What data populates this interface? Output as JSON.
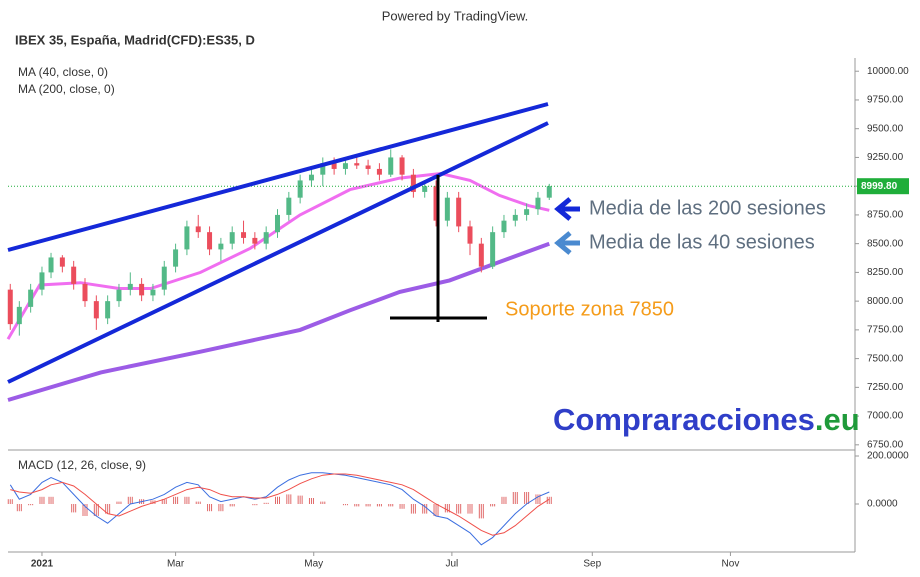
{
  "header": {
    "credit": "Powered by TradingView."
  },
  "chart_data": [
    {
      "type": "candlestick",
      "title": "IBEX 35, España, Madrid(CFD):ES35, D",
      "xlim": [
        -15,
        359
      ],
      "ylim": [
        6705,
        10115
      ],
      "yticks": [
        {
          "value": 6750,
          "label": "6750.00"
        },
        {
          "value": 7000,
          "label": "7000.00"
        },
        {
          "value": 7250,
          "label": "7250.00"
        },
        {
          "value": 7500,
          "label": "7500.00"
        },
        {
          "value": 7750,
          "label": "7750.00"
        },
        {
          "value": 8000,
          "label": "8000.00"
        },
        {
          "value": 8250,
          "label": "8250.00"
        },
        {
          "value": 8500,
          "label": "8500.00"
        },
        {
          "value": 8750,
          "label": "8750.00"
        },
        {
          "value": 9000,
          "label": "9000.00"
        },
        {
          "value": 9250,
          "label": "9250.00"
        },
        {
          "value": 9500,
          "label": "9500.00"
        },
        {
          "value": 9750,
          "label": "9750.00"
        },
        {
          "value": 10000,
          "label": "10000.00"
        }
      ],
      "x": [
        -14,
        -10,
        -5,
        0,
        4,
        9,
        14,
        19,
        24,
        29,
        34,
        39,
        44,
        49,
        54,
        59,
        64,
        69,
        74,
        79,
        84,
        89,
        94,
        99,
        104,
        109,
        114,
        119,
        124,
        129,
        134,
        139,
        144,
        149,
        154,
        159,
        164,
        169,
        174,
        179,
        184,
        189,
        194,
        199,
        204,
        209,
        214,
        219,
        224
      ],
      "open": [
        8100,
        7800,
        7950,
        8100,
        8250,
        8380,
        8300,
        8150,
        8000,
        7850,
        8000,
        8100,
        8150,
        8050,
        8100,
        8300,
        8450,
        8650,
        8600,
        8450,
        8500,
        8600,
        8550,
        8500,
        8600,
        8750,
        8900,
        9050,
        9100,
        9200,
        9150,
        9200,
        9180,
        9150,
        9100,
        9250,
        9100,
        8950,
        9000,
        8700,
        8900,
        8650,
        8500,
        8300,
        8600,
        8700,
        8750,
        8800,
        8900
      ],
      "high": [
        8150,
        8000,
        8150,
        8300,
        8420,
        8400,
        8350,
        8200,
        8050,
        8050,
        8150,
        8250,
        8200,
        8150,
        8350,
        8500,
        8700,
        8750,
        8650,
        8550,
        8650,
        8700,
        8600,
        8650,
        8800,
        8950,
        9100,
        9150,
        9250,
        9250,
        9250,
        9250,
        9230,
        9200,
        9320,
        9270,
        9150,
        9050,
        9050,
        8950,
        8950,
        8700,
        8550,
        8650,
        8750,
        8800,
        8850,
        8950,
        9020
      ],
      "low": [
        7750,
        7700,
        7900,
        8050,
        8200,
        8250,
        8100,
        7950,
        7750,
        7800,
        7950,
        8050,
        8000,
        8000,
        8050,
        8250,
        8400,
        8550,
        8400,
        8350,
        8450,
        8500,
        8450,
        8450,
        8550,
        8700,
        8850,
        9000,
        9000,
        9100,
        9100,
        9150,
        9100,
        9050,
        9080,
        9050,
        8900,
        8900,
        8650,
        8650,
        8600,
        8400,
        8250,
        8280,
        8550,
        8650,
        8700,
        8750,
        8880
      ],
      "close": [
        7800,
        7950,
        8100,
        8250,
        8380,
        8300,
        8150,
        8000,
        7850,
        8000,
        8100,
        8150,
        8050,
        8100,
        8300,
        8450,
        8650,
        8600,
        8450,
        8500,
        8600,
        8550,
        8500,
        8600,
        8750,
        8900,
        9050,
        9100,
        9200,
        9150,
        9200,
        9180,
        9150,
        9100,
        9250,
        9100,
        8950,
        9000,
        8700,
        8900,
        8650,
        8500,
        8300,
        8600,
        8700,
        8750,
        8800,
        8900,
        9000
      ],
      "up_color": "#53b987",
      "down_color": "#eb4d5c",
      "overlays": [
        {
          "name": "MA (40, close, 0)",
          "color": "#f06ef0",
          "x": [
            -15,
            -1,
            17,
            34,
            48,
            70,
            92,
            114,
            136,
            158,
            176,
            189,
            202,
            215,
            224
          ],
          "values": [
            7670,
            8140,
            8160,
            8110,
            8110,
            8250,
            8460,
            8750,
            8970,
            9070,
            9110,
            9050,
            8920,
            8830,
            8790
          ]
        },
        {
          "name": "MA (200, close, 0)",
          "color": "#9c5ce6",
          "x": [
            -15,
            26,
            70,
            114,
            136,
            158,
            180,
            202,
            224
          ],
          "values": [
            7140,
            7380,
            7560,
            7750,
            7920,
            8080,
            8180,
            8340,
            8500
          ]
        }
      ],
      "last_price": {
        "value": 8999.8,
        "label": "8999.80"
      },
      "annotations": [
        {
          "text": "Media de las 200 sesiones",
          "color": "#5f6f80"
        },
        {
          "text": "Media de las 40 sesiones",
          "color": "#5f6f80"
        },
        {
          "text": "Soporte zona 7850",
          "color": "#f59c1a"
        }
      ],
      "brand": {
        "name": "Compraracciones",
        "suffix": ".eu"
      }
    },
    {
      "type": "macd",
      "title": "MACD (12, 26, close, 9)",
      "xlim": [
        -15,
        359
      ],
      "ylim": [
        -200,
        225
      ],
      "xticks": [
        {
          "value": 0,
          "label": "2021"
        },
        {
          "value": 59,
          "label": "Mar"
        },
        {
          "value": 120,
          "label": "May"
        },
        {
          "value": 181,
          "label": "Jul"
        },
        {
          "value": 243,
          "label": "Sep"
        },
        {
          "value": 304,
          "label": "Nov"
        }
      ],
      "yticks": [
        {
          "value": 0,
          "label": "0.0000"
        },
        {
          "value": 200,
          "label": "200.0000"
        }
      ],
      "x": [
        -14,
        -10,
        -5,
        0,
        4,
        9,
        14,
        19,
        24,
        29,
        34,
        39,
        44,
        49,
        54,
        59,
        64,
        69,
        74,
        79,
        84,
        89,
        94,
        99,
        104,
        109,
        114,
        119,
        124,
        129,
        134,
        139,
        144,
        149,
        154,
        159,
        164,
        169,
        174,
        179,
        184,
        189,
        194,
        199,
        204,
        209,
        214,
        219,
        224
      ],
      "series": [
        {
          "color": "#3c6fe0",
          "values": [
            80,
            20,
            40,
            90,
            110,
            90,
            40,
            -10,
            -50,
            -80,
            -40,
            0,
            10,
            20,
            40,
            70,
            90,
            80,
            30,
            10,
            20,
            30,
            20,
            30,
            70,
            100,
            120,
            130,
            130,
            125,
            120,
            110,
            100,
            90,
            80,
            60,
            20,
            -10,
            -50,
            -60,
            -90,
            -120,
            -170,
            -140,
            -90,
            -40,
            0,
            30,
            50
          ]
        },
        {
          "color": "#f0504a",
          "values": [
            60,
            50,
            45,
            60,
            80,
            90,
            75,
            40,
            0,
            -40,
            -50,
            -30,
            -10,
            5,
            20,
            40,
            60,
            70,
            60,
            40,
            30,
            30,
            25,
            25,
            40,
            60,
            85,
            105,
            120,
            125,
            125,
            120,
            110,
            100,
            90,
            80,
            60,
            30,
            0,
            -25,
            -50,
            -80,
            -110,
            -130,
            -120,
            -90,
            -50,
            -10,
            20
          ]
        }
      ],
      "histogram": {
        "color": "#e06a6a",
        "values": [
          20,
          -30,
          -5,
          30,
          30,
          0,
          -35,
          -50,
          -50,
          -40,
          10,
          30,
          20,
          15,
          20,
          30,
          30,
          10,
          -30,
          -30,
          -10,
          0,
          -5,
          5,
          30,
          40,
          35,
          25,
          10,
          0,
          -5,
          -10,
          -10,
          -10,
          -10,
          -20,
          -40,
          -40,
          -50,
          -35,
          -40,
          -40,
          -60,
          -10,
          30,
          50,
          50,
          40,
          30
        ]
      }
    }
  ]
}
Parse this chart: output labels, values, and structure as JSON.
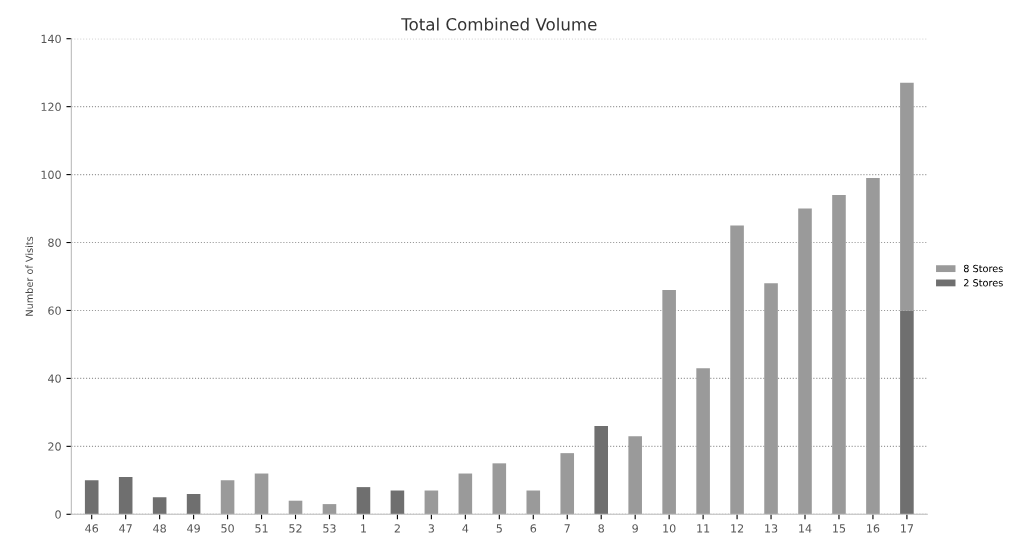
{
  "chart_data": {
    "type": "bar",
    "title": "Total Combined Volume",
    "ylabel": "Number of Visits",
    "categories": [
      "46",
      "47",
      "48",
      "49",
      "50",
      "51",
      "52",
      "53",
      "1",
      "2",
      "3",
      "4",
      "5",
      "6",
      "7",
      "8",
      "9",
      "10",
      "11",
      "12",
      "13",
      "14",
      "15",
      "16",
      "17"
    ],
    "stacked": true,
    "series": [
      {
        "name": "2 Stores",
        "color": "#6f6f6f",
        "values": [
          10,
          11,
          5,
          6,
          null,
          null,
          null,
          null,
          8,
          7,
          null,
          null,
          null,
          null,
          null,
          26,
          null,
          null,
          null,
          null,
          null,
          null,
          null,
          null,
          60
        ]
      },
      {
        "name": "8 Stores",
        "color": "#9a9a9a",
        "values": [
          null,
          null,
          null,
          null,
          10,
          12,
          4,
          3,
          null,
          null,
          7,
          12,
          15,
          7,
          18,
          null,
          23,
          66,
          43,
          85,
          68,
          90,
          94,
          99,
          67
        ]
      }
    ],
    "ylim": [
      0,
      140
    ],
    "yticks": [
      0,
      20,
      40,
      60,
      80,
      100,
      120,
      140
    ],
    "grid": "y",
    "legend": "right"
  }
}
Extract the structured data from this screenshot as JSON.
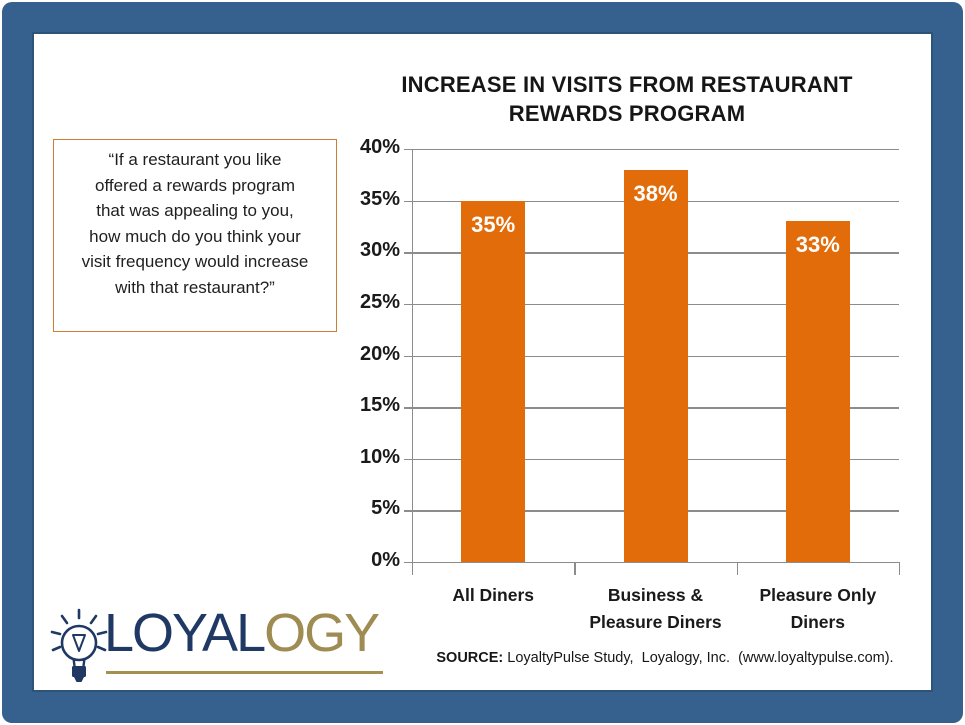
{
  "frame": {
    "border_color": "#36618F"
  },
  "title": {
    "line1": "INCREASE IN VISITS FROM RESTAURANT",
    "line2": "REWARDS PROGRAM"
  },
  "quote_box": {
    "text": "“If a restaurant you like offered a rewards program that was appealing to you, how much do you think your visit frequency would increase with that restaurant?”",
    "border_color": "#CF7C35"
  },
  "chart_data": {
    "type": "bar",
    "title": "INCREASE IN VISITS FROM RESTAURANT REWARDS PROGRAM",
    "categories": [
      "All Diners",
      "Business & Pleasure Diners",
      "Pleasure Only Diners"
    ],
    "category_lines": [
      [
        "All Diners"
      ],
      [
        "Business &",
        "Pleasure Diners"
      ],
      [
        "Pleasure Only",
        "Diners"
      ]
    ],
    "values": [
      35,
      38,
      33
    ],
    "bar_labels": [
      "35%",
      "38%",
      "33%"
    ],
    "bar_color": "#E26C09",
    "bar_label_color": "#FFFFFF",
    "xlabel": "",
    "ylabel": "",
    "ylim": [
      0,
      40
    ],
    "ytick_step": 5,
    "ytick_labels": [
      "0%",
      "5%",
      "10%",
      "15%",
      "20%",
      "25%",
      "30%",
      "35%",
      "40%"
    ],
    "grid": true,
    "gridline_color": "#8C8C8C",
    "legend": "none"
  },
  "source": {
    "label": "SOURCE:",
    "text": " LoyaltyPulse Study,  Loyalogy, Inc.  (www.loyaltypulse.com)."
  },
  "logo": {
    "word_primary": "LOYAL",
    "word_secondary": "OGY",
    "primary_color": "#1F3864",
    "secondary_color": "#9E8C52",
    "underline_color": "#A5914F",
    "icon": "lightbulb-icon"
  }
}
══════
• EXERCISE INSTRUCTIONS
Pull out all lines of the data with the string "Diners".

• SOLUTION FOR THIS TASK
      "All Diners",
      "Business & Pleasure Diners",
      "Pleasure Only Diners"
        "All Diners"
        "Pleasure Diners"
        "Diners"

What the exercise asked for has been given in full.